-- BEGIN Input data --

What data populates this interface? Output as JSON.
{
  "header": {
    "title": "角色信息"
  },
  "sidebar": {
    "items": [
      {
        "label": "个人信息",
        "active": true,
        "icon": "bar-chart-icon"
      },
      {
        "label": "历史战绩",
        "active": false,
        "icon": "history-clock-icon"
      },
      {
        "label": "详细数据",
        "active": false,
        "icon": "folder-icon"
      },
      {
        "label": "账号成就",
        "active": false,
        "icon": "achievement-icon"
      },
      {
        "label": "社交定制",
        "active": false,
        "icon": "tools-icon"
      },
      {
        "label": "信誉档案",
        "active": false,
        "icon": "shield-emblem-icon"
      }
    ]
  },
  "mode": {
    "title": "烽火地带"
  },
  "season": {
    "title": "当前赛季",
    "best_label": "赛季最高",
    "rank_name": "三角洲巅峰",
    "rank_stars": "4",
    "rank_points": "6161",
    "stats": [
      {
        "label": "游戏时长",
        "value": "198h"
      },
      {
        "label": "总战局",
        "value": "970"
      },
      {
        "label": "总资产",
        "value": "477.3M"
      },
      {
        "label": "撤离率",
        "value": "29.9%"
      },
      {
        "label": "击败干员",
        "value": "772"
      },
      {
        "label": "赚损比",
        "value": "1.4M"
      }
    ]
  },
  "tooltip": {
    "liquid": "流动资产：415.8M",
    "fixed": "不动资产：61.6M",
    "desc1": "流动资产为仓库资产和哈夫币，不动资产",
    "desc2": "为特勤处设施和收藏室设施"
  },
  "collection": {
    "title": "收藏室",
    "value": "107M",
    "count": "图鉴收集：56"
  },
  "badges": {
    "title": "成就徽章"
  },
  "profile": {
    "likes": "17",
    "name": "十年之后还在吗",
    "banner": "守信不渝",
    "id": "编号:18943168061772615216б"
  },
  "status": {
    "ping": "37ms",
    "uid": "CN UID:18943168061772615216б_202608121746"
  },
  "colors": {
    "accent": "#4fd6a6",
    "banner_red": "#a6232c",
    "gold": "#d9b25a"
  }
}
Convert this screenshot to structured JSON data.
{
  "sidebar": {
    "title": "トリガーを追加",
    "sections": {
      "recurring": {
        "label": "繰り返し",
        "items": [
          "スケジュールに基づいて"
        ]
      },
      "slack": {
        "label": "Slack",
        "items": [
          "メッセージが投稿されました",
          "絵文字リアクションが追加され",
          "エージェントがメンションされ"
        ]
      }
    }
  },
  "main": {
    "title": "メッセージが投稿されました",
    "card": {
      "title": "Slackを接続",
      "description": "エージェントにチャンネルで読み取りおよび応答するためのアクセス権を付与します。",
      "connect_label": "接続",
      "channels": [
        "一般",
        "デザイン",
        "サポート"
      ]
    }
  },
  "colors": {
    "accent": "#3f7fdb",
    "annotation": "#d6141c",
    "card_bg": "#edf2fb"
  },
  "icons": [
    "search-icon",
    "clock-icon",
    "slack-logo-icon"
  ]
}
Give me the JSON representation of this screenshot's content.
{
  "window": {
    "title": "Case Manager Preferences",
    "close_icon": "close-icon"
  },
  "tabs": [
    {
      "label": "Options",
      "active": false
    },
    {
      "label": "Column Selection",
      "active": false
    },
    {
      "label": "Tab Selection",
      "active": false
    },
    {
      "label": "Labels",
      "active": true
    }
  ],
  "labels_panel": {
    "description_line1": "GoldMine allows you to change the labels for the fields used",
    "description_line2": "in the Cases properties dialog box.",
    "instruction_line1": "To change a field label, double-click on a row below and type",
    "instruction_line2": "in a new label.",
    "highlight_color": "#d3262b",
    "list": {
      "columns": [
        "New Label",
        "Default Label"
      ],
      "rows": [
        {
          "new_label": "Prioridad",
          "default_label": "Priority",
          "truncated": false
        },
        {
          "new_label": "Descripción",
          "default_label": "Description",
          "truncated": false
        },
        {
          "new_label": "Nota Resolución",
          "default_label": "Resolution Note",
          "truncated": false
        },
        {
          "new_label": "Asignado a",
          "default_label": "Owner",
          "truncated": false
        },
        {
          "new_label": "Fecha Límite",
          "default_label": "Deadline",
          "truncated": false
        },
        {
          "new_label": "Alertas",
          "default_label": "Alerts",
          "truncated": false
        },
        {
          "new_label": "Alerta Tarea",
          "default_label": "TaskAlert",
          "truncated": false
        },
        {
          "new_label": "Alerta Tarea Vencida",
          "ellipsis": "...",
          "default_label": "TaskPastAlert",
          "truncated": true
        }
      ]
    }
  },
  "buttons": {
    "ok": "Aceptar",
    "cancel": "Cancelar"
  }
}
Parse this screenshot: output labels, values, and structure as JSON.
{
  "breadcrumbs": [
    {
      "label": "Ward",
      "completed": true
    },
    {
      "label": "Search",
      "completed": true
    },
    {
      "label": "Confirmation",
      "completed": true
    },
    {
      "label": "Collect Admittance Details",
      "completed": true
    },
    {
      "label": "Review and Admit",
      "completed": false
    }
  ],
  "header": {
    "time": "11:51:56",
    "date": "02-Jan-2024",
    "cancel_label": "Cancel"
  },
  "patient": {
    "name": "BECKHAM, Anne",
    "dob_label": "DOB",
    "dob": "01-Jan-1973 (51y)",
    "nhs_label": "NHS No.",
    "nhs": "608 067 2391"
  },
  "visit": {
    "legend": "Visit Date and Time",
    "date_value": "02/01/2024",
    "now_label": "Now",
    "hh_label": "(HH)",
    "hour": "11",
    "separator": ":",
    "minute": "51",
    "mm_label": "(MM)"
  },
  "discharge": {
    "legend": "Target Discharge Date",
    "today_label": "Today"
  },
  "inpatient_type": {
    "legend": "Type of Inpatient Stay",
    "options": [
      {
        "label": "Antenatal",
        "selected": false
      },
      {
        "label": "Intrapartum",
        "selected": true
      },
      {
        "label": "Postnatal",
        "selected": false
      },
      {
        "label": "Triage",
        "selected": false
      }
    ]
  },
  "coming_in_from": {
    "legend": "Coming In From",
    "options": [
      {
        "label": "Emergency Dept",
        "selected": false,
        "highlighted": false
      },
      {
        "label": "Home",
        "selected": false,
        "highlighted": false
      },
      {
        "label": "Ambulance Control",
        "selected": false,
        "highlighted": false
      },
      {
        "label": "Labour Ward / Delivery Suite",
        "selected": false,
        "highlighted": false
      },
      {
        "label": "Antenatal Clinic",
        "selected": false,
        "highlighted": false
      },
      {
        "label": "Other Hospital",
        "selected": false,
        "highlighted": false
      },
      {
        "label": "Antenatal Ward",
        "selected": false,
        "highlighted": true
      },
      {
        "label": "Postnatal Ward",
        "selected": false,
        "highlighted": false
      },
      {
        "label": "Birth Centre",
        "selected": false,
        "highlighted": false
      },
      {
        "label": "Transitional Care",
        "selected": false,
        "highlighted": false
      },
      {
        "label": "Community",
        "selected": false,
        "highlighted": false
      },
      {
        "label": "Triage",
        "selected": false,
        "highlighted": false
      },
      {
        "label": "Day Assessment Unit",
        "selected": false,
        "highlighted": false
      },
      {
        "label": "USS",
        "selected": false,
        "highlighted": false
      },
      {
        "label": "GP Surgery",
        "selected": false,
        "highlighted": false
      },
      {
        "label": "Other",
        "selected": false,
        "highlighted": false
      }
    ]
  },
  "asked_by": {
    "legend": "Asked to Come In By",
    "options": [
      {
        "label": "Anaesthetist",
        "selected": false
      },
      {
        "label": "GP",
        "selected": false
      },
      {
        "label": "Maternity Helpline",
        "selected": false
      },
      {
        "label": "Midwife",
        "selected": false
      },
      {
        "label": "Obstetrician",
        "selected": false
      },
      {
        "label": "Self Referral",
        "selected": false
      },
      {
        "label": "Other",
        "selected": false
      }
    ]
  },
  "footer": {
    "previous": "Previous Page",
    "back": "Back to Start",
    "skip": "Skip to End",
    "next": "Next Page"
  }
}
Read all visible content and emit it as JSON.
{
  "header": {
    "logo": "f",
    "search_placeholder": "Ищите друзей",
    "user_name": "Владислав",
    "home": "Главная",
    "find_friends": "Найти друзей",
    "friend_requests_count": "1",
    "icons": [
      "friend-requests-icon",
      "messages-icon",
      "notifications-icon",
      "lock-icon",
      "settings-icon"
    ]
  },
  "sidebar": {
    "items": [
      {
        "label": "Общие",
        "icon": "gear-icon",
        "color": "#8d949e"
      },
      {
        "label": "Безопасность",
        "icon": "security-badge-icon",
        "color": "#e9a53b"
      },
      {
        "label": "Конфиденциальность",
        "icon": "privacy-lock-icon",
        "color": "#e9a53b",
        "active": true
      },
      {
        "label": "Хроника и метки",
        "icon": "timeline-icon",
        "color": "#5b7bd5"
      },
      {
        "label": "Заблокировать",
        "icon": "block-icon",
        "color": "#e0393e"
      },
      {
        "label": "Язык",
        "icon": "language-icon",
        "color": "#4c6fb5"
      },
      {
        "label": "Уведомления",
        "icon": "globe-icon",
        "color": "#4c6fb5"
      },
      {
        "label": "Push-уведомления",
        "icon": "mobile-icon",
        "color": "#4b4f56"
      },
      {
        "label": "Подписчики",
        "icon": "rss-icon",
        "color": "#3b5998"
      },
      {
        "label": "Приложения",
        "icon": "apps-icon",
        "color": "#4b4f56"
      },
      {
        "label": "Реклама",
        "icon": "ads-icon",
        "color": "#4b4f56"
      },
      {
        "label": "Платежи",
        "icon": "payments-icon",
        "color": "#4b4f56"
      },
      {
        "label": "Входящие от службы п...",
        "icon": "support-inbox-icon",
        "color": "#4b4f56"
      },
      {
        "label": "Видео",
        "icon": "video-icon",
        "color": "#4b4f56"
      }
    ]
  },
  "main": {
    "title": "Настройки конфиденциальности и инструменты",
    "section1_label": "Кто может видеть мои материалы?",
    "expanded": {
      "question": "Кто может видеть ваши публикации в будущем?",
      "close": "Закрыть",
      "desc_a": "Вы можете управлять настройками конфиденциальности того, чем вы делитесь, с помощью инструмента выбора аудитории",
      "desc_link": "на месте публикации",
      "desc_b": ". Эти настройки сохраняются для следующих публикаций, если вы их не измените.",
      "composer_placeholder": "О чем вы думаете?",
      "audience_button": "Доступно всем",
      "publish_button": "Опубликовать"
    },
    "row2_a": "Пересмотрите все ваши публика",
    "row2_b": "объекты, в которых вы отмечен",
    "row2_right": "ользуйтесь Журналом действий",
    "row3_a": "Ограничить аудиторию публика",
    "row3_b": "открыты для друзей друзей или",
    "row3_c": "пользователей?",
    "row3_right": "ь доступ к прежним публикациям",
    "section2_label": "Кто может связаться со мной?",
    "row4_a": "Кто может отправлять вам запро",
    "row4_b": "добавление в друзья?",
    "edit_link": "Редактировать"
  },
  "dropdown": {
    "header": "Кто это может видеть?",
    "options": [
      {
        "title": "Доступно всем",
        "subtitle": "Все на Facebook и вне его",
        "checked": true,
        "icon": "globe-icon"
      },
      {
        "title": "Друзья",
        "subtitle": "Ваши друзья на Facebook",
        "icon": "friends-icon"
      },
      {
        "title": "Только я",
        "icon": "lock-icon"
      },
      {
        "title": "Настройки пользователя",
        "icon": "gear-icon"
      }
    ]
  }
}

-- END Input data --

## Directive
Copy out all lines where the word "Antenatal" appears.

## Response for this exercise
        "label": "Antenatal",
        "label": "Antenatal Clinic",
        "label": "Antenatal Ward",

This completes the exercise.